▸ Extracted entries:
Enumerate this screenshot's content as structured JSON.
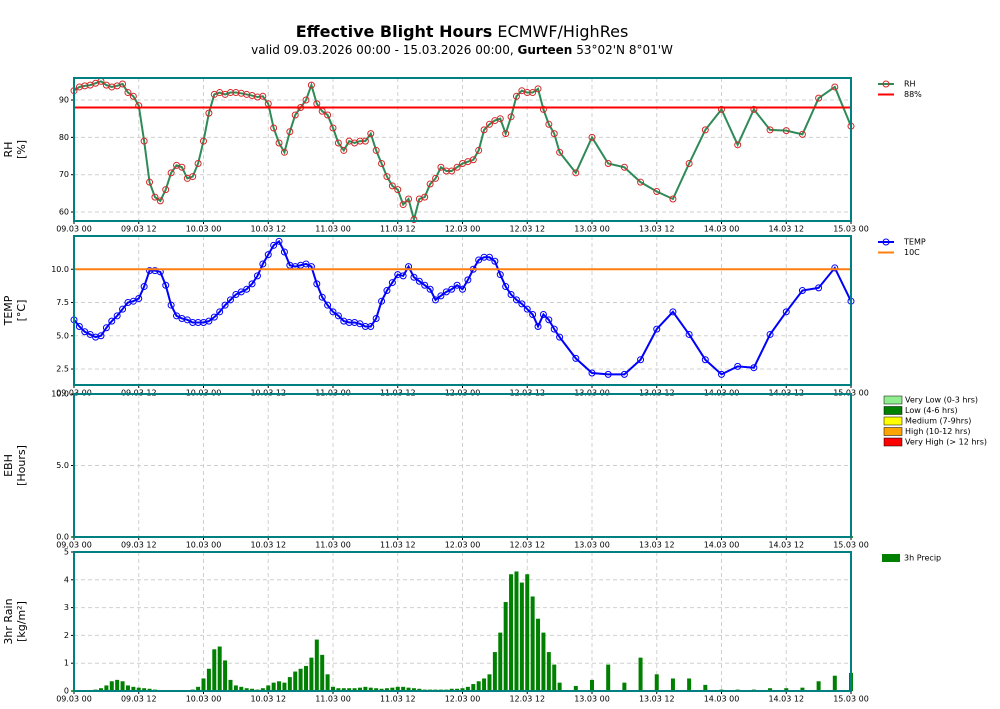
{
  "header": {
    "title_bold": "Effective Blight Hours",
    "title_rest": "ECMWF/HighRes",
    "subtitle_prefix": "valid 09.03.2026 00:00 - 15.03.2026 00:00,",
    "subtitle_place": "Gurteen",
    "subtitle_coords": "53°02'N 8°01'W"
  },
  "chart_data": [
    {
      "type": "line",
      "ylabel": [
        "RH",
        "[%]"
      ],
      "grid": true,
      "x": [
        0,
        1,
        2,
        3,
        4,
        5,
        6,
        7,
        8,
        9,
        10,
        11,
        12,
        13,
        14,
        15,
        16,
        17,
        18,
        19,
        20,
        21,
        22,
        23,
        24,
        25,
        26,
        27,
        28,
        29,
        30,
        31,
        32,
        33,
        34,
        35,
        36,
        37,
        38,
        39,
        40,
        41,
        42,
        43,
        44,
        45,
        46,
        47,
        48,
        49,
        50,
        51,
        52,
        53,
        54,
        55,
        56,
        57,
        58,
        59,
        60,
        61,
        62,
        63,
        64,
        65,
        66,
        67,
        68,
        69,
        70,
        71,
        72,
        73,
        74,
        75,
        76,
        77,
        78,
        79,
        80,
        81,
        82,
        83,
        84,
        85,
        86,
        87,
        88,
        89,
        90,
        93,
        96,
        99,
        102,
        105,
        108,
        111,
        114,
        117,
        120,
        123,
        126,
        129,
        132,
        135,
        138,
        141,
        144
      ],
      "xlim": [
        0,
        144
      ],
      "xticks": [
        {
          "value": 0,
          "label": "09.03 00"
        },
        {
          "value": 12,
          "label": "09.03 12"
        },
        {
          "value": 24,
          "label": "10.03 00"
        },
        {
          "value": 36,
          "label": "10.03 12"
        },
        {
          "value": 48,
          "label": "11.03 00"
        },
        {
          "value": 60,
          "label": "11.03 12"
        },
        {
          "value": 72,
          "label": "12.03 00"
        },
        {
          "value": 84,
          "label": "12.03 12"
        },
        {
          "value": 96,
          "label": "13.03 00"
        },
        {
          "value": 108,
          "label": "13.03 12"
        },
        {
          "value": 120,
          "label": "14.03 00"
        },
        {
          "value": 132,
          "label": "14.03 12"
        },
        {
          "value": 144,
          "label": "15.03 00"
        }
      ],
      "ylim": [
        57.6,
        95.9
      ],
      "yticks": [
        60,
        70,
        80,
        90
      ],
      "series": [
        {
          "name": "RH",
          "color": "#2e8b57",
          "marker_color": "#d62728",
          "values": [
            92.5,
            93.5,
            93.8,
            94,
            94.5,
            95,
            94,
            93.5,
            93.8,
            94.3,
            92,
            91,
            88.5,
            79,
            68,
            64,
            63,
            66,
            70.5,
            72.5,
            72,
            69,
            69.5,
            73,
            79,
            86.5,
            91.5,
            92,
            91.5,
            92,
            92,
            91.8,
            91.5,
            91.2,
            90.8,
            91,
            89,
            82.5,
            78.5,
            76,
            81.5,
            86,
            88,
            90,
            94,
            89,
            87,
            86,
            82.5,
            78.5,
            76.5,
            79,
            78.5,
            79,
            79,
            81,
            76.5,
            73,
            69.5,
            67,
            66,
            62,
            63.5,
            58,
            63.5,
            64,
            67.5,
            69,
            72,
            71,
            71,
            72,
            73,
            73.5,
            74,
            76.5,
            82,
            83.5,
            84.5,
            85,
            81,
            85.5,
            91,
            92.5,
            92,
            92,
            93,
            87.5,
            83.5,
            81,
            76,
            70.5,
            80,
            73,
            72,
            68,
            65.5,
            63.5,
            73,
            82,
            87.5,
            78,
            87.5,
            82,
            81.8,
            80.8,
            90.5,
            93.5,
            83
          ]
        },
        {
          "name": "88%",
          "color": "#ff0000",
          "value": 88
        }
      ]
    },
    {
      "type": "line",
      "ylabel": [
        "TEMP",
        "[°C]"
      ],
      "grid": true,
      "x": [
        0,
        1,
        2,
        3,
        4,
        5,
        6,
        7,
        8,
        9,
        10,
        11,
        12,
        13,
        14,
        15,
        16,
        17,
        18,
        19,
        20,
        21,
        22,
        23,
        24,
        25,
        26,
        27,
        28,
        29,
        30,
        31,
        32,
        33,
        34,
        35,
        36,
        37,
        38,
        39,
        40,
        41,
        42,
        43,
        44,
        45,
        46,
        47,
        48,
        49,
        50,
        51,
        52,
        53,
        54,
        55,
        56,
        57,
        58,
        59,
        60,
        61,
        62,
        63,
        64,
        65,
        66,
        67,
        68,
        69,
        70,
        71,
        72,
        73,
        74,
        75,
        76,
        77,
        78,
        79,
        80,
        81,
        82,
        83,
        84,
        85,
        86,
        87,
        88,
        89,
        90,
        93,
        96,
        99,
        102,
        105,
        108,
        111,
        114,
        117,
        120,
        123,
        126,
        129,
        132,
        135,
        138,
        141,
        144
      ],
      "xlim": [
        0,
        144
      ],
      "xticks": [
        {
          "value": 0,
          "label": "09.03 00"
        },
        {
          "value": 12,
          "label": "09.03 12"
        },
        {
          "value": 24,
          "label": "10.03 00"
        },
        {
          "value": 36,
          "label": "10.03 12"
        },
        {
          "value": 48,
          "label": "11.03 00"
        },
        {
          "value": 60,
          "label": "11.03 12"
        },
        {
          "value": 72,
          "label": "12.03 00"
        },
        {
          "value": 84,
          "label": "12.03 12"
        },
        {
          "value": 96,
          "label": "13.03 00"
        },
        {
          "value": 108,
          "label": "13.03 12"
        },
        {
          "value": 120,
          "label": "14.03 00"
        },
        {
          "value": 132,
          "label": "14.03 12"
        },
        {
          "value": 144,
          "label": "15.03 00"
        }
      ],
      "ylim": [
        1.3,
        12.5
      ],
      "yticks": [
        2.5,
        {
          "value": 5,
          "label": "5.0"
        },
        7.5,
        {
          "value": 10,
          "label": "10.0"
        }
      ],
      "series": [
        {
          "name": "TEMP",
          "color": "#0000ff",
          "marker_color": "#0000ff",
          "values": [
            6.2,
            5.7,
            5.3,
            5.1,
            4.9,
            5.0,
            5.6,
            6.1,
            6.5,
            7.0,
            7.5,
            7.6,
            7.8,
            8.7,
            9.9,
            9.9,
            9.8,
            8.8,
            7.3,
            6.5,
            6.3,
            6.2,
            6.0,
            6.0,
            6.0,
            6.1,
            6.4,
            6.8,
            7.3,
            7.7,
            8.1,
            8.3,
            8.5,
            8.9,
            9.5,
            10.4,
            11.1,
            11.8,
            12.1,
            11.3,
            10.3,
            10.2,
            10.3,
            10.4,
            10.2,
            8.9,
            7.9,
            7.3,
            6.8,
            6.5,
            6.1,
            6.0,
            6.0,
            5.9,
            5.7,
            5.7,
            6.3,
            7.6,
            8.4,
            9.0,
            9.6,
            9.5,
            10.2,
            9.4,
            9.1,
            8.8,
            8.5,
            7.7,
            8.0,
            8.3,
            8.5,
            8.8,
            8.5,
            9.2,
            10.0,
            10.7,
            10.9,
            10.9,
            10.6,
            9.6,
            8.7,
            8.1,
            7.7,
            7.4,
            7.0,
            6.6,
            5.7,
            6.6,
            6.2,
            5.5,
            4.9,
            3.3,
            2.2,
            2.1,
            2.1,
            3.2,
            5.5,
            6.8,
            5.1,
            3.2,
            2.1,
            2.7,
            2.6,
            5.1,
            6.8,
            8.4,
            8.6,
            10.1,
            7.6
          ]
        },
        {
          "name": "10C",
          "color": "#ff7f0e",
          "value": 10
        }
      ]
    },
    {
      "type": "bar",
      "ylabel": [
        "EBH",
        "[Hours]"
      ],
      "grid": true,
      "color": "#006400",
      "x": [
        0,
        3,
        6,
        9,
        12,
        15,
        18,
        21,
        24,
        27,
        30,
        33,
        36,
        39,
        42,
        45,
        48,
        51,
        54,
        57,
        60,
        63,
        66,
        69,
        72,
        75,
        78,
        81,
        84,
        87,
        90,
        93,
        96,
        99,
        102,
        105,
        108,
        111,
        114,
        117,
        120,
        123,
        126,
        129,
        132,
        135,
        138,
        141,
        144
      ],
      "values": [
        0,
        0,
        0,
        0,
        0,
        0,
        0,
        0,
        0,
        0,
        0,
        0,
        0,
        0,
        0,
        0,
        0,
        0,
        0,
        0,
        0,
        0,
        0,
        0,
        0,
        0,
        0,
        0,
        0,
        0,
        0,
        0,
        0,
        0,
        0,
        0,
        0,
        0,
        0,
        0,
        0,
        0,
        0,
        0,
        0,
        0,
        0,
        0,
        0
      ],
      "xlim": [
        0,
        144
      ],
      "xticks": [
        {
          "value": 0,
          "label": "09.03 00"
        },
        {
          "value": 12,
          "label": "09.03 12"
        },
        {
          "value": 24,
          "label": "10.03 00"
        },
        {
          "value": 36,
          "label": "10.03 12"
        },
        {
          "value": 48,
          "label": "11.03 00"
        },
        {
          "value": 60,
          "label": "11.03 12"
        },
        {
          "value": 72,
          "label": "12.03 00"
        },
        {
          "value": 84,
          "label": "12.03 12"
        },
        {
          "value": 96,
          "label": "13.03 00"
        },
        {
          "value": 108,
          "label": "13.03 12"
        },
        {
          "value": 120,
          "label": "14.03 00"
        },
        {
          "value": 132,
          "label": "14.03 12"
        },
        {
          "value": 144,
          "label": "15.03 00"
        }
      ],
      "ylim": [
        0,
        10
      ],
      "yticks": [
        {
          "value": 0,
          "label": "0.0"
        },
        {
          "value": 5,
          "label": "5.0"
        },
        {
          "value": 10,
          "label": "10.0"
        }
      ],
      "classes": [
        {
          "name": "Very Low (0-3 hrs)",
          "color": "#90ee90"
        },
        {
          "name": "Low (4-6 hrs)",
          "color": "#008000"
        },
        {
          "name": "Medium (7-9hrs)",
          "color": "#ffff00"
        },
        {
          "name": "High (10-12 hrs)",
          "color": "#ffa500"
        },
        {
          "name": "Very High (> 12 hrs)",
          "color": "#ff0000"
        }
      ]
    },
    {
      "type": "bar",
      "ylabel": [
        "3hr Rain",
        "[kg/m²]"
      ],
      "grid": true,
      "x": [
        0,
        1,
        2,
        3,
        4,
        5,
        6,
        7,
        8,
        9,
        10,
        11,
        12,
        13,
        14,
        15,
        16,
        17,
        18,
        19,
        20,
        21,
        22,
        23,
        24,
        25,
        26,
        27,
        28,
        29,
        30,
        31,
        32,
        33,
        34,
        35,
        36,
        37,
        38,
        39,
        40,
        41,
        42,
        43,
        44,
        45,
        46,
        47,
        48,
        49,
        50,
        51,
        52,
        53,
        54,
        55,
        56,
        57,
        58,
        59,
        60,
        61,
        62,
        63,
        64,
        65,
        66,
        67,
        68,
        69,
        70,
        71,
        72,
        73,
        74,
        75,
        76,
        77,
        78,
        79,
        80,
        81,
        82,
        83,
        84,
        85,
        86,
        87,
        88,
        89,
        90,
        93,
        96,
        99,
        102,
        105,
        108,
        111,
        114,
        117,
        120,
        123,
        126,
        129,
        132,
        135,
        138,
        141,
        144
      ],
      "xlim": [
        0,
        144
      ],
      "xticks": [
        {
          "value": 0,
          "label": "09.03 00"
        },
        {
          "value": 12,
          "label": "09.03 12"
        },
        {
          "value": 24,
          "label": "10.03 00"
        },
        {
          "value": 36,
          "label": "10.03 12"
        },
        {
          "value": 48,
          "label": "11.03 00"
        },
        {
          "value": 60,
          "label": "11.03 12"
        },
        {
          "value": 72,
          "label": "12.03 00"
        },
        {
          "value": 84,
          "label": "12.03 12"
        },
        {
          "value": 96,
          "label": "13.03 00"
        },
        {
          "value": 108,
          "label": "13.03 12"
        },
        {
          "value": 120,
          "label": "14.03 00"
        },
        {
          "value": 132,
          "label": "14.03 12"
        },
        {
          "value": 144,
          "label": "15.03 00"
        }
      ],
      "ylim": [
        0,
        5
      ],
      "yticks": [
        0,
        1,
        2,
        3,
        4,
        5
      ],
      "series": [
        {
          "name": "3h Precip",
          "color": "#008000",
          "values": [
            0,
            0,
            0,
            0.02,
            0.05,
            0.1,
            0.2,
            0.35,
            0.4,
            0.35,
            0.2,
            0.15,
            0.12,
            0.1,
            0.08,
            0.05,
            0.03,
            0.02,
            0.02,
            0.02,
            0.02,
            0.03,
            0.05,
            0.15,
            0.45,
            0.8,
            1.5,
            1.6,
            1.1,
            0.4,
            0.2,
            0.15,
            0.1,
            0.08,
            0.05,
            0.1,
            0.2,
            0.3,
            0.35,
            0.3,
            0.5,
            0.7,
            0.8,
            0.9,
            1.2,
            1.85,
            1.3,
            0.6,
            0.15,
            0.1,
            0.1,
            0.1,
            0.1,
            0.12,
            0.15,
            0.12,
            0.1,
            0.08,
            0.1,
            0.12,
            0.15,
            0.15,
            0.12,
            0.1,
            0.08,
            0.05,
            0.05,
            0.05,
            0.05,
            0.05,
            0.08,
            0.08,
            0.1,
            0.15,
            0.25,
            0.35,
            0.45,
            0.6,
            1.4,
            2.1,
            3.2,
            4.2,
            4.3,
            3.9,
            4.2,
            3.4,
            2.6,
            2.1,
            1.4,
            0.95,
            0.3,
            0.18,
            0.4,
            0.95,
            0.3,
            1.2,
            0.6,
            0.45,
            0.45,
            0.22,
            0.05,
            0.05,
            0.05,
            0.1,
            0.1,
            0.12,
            0.35,
            0.55,
            0.65
          ]
        }
      ]
    }
  ]
}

▸ Exercise description:
Check each line of the records above for "Very", and copy those that have it.

▸ Response:
          "name": "Very Low (0-3 hrs)",
          "name": "Very High (> 12 hrs)",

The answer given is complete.